Exercise materials ->
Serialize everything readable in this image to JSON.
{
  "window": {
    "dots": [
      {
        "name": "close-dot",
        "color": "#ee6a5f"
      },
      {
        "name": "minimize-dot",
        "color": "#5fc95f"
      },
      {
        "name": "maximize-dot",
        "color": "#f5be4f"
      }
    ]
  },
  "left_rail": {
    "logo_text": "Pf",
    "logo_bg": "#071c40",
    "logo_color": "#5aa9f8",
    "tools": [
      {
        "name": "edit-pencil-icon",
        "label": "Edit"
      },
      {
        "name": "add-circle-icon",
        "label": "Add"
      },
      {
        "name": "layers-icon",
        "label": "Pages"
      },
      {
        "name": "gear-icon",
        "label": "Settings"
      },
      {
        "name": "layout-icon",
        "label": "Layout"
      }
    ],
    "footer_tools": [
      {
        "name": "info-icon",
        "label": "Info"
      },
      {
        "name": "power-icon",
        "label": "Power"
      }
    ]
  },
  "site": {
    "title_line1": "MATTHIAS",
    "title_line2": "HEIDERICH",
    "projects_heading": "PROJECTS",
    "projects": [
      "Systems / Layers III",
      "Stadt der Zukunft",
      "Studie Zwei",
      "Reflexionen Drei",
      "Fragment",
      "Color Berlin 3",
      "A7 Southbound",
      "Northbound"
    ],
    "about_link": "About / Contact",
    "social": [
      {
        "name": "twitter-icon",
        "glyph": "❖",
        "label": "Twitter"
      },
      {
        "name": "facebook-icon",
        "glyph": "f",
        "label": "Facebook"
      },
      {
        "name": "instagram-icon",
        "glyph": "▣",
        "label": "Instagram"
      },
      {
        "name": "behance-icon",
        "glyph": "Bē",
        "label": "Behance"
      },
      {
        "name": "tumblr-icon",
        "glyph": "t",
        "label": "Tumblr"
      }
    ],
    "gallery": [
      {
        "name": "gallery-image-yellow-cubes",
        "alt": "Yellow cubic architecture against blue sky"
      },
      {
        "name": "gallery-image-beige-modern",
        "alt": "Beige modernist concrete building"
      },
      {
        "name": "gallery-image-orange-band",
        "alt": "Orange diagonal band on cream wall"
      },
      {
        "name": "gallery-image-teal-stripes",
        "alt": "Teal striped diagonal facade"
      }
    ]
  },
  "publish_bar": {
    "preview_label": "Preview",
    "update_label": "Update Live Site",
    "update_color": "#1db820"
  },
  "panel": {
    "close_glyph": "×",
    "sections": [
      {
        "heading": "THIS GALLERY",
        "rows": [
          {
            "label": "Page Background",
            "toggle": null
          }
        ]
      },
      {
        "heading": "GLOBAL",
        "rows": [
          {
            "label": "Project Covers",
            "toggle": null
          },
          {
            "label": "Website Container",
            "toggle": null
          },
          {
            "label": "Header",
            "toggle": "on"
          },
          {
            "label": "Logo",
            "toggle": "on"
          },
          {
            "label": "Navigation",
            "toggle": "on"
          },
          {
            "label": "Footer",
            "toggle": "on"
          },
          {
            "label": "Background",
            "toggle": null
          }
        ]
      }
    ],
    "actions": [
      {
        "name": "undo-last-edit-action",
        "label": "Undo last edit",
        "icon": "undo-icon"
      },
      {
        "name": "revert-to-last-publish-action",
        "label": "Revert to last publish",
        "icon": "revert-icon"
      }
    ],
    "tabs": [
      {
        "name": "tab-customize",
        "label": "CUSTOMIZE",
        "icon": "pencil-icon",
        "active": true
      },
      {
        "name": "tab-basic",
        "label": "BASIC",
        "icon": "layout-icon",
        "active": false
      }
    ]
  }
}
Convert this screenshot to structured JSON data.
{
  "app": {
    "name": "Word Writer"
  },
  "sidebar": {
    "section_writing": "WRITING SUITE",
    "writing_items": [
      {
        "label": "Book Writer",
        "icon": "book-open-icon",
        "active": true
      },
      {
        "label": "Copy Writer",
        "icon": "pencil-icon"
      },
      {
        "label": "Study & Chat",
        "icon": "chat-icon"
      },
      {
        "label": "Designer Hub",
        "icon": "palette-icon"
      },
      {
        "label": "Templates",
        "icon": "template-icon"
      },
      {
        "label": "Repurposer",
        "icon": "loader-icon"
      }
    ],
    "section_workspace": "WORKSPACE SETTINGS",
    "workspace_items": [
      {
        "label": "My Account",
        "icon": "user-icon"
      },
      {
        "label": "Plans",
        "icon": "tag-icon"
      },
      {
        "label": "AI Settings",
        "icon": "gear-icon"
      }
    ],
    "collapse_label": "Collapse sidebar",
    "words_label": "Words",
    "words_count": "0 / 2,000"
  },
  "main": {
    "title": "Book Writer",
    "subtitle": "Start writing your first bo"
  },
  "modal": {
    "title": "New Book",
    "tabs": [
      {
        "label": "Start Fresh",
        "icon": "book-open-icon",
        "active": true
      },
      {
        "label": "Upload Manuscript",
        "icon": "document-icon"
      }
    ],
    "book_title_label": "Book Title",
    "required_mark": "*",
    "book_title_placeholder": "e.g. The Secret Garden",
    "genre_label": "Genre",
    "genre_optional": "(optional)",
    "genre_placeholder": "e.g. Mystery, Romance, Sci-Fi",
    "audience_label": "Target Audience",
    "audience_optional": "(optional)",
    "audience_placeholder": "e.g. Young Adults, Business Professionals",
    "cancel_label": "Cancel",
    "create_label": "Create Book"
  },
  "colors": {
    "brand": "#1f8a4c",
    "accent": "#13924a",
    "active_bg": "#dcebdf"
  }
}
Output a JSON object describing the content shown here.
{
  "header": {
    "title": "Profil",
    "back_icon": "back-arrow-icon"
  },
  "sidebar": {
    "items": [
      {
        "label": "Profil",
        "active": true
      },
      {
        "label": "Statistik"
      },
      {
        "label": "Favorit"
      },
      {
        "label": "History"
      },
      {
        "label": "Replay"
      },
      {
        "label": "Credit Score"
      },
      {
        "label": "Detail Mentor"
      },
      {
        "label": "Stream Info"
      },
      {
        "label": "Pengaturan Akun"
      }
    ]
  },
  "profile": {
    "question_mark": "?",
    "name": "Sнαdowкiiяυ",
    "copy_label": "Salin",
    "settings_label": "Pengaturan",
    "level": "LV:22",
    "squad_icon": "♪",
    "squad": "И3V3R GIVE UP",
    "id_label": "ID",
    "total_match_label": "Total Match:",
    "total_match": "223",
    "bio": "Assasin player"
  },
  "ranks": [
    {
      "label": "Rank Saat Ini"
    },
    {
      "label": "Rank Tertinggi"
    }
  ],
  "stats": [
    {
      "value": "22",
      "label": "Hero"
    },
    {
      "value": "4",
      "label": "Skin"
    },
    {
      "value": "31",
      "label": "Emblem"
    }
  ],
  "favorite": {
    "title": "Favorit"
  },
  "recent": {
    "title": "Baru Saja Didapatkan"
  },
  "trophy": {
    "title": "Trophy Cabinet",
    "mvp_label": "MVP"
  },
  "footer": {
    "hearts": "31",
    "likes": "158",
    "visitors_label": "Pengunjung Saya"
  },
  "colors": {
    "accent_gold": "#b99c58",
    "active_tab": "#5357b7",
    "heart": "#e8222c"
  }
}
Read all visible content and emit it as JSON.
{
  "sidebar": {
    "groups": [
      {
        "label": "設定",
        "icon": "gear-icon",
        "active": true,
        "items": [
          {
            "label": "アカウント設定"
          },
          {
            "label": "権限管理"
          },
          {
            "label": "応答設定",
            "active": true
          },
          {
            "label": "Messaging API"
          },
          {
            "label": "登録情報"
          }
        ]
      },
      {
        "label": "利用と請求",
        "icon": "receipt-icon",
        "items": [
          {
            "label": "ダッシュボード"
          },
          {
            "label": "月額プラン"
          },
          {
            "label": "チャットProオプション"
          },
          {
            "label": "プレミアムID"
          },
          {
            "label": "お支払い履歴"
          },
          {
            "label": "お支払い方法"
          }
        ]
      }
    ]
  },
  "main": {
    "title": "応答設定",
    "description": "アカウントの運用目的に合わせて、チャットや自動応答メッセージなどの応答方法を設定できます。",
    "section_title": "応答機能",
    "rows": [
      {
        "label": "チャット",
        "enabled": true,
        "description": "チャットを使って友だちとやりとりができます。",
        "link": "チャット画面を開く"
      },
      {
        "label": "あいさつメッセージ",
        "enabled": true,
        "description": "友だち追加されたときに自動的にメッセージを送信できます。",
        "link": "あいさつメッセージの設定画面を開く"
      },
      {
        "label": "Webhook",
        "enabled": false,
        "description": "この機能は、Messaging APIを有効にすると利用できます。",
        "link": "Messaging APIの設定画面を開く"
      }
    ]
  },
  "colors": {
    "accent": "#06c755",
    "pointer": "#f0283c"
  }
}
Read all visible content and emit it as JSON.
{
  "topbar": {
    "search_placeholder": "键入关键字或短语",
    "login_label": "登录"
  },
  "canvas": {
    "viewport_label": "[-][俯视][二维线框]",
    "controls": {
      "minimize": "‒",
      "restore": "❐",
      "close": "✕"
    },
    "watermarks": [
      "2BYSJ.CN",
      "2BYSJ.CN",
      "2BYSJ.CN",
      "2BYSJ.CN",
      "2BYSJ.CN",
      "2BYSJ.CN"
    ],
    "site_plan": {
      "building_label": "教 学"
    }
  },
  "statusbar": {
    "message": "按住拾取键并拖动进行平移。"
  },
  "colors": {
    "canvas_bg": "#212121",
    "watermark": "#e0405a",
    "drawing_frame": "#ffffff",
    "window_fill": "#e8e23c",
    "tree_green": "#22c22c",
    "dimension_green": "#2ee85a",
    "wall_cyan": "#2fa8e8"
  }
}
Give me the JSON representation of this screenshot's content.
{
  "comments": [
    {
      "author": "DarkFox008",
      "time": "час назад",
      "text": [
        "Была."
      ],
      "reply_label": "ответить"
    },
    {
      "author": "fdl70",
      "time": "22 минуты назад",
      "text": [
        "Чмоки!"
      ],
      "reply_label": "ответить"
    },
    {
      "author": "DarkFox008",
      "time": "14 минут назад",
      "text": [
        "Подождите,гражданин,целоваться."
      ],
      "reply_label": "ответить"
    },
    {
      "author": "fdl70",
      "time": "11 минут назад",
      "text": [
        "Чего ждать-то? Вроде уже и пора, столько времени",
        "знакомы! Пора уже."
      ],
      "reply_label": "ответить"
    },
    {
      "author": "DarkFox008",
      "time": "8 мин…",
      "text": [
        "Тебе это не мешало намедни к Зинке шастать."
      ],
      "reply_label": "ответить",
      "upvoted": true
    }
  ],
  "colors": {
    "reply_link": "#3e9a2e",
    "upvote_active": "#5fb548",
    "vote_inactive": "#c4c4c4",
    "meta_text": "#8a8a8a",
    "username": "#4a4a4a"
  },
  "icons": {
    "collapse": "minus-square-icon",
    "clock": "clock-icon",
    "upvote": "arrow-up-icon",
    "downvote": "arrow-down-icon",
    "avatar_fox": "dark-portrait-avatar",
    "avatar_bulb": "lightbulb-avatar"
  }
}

Directive ->
Copy each line of the listing that includes "pencil".

Written solution ->
        "name": "edit-pencil-icon",
        "icon": "pencil-icon",
        "icon": "pencil-icon"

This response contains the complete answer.